• [YOUR OBJECTIVE]
Could you write out the records below exactly as they appear?

• [STORED DATA]
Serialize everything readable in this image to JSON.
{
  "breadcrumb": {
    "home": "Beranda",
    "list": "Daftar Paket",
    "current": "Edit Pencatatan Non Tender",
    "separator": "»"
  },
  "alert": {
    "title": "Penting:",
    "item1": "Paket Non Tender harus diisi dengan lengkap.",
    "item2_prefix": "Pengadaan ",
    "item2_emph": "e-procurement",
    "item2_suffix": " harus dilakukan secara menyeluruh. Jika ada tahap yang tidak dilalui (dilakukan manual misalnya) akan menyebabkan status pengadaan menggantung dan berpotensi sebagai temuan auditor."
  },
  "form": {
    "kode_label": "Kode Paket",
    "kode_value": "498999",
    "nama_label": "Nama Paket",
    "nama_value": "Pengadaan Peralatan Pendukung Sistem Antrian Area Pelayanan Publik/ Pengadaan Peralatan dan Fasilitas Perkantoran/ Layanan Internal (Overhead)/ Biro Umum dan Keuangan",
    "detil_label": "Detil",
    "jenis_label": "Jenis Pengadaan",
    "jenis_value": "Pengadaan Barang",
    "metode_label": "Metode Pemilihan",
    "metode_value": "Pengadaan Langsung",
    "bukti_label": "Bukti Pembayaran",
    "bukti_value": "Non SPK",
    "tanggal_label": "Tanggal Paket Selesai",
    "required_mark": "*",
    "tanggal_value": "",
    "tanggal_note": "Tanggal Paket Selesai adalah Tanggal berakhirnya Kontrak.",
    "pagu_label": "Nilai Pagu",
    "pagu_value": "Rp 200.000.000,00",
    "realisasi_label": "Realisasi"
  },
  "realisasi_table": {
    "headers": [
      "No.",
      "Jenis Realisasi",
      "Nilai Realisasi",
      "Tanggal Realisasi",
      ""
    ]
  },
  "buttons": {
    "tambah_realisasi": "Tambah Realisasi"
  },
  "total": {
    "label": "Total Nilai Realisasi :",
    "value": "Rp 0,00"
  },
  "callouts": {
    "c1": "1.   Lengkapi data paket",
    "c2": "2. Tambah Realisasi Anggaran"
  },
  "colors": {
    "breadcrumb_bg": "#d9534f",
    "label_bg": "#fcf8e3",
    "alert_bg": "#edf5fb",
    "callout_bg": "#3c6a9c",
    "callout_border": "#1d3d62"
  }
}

• [OUTPUT FOR THIS EXERCISE]
Serialize everything readable in this image to JSON.
{
  "breadcrumb": {
    "home": "Beranda",
    "list": "Daftar Paket",
    "current": "Edit Pencatatan Non Tender",
    "separator": "»"
  },
  "alert": {
    "title": "Penting:",
    "item1": "Paket Non Tender harus diisi dengan lengkap.",
    "item2_prefix": "Pengadaan ",
    "item2_emph": "e-procurement",
    "item2_suffix": " harus dilakukan secara menyeluruh. Jika ada tahap yang tidak dilalui (dilakukan manual misalnya) akan menyebabkan status pengadaan menggantung dan berpotensi sebagai temuan auditor."
  },
  "form": {
    "kode_label": "Kode Paket",
    "kode_value": "498999",
    "nama_label": "Nama Paket",
    "nama_value": "Pengadaan Peralatan Pendukung Sistem Antrian Area Pelayanan Publik/ Pengadaan Peralatan dan Fasilitas Perkantoran/ Layanan Internal (Overhead)/ Biro Umum dan Keuangan",
    "detil_label": "Detil",
    "jenis_label": "Jenis Pengadaan",
    "jenis_value": "Pengadaan Barang",
    "metode_label": "Metode Pemilihan",
    "metode_value": "Pengadaan Langsung",
    "bukti_label": "Bukti Pembayaran",
    "bukti_value": "Non SPK",
    "tanggal_label": "Tanggal Paket Selesai",
    "required_mark": "*",
    "tanggal_value": "",
    "tanggal_note": "Tanggal Paket Selesai adalah Tanggal berakhirnya Kontrak.",
    "pagu_label": "Nilai Pagu",
    "pagu_value": "Rp 200.000.000,00",
    "realisasi_label": "Realisasi"
  },
  "realisasi_table": {
    "headers": [
      "No.",
      "Jenis Realisasi",
      "Nilai Realisasi",
      "Tanggal Realisasi",
      ""
    ]
  },
  "buttons": {
    "tambah_realisasi": "Tambah Realisasi"
  },
  "total": {
    "label": "Total Nilai Realisasi :",
    "value": "Rp 0,00"
  },
  "callouts": {
    "c1": "1.   Lengkapi data paket",
    "c2": "2. Tambah Realisasi Anggaran"
  },
  "colors": {
    "breadcrumb_bg": "#d9534f",
    "label_bg": "#fcf8e3",
    "alert_bg": "#edf5fb",
    "callout_bg": "#3c6a9c",
    "callout_border": "#1d3d62"
  }
}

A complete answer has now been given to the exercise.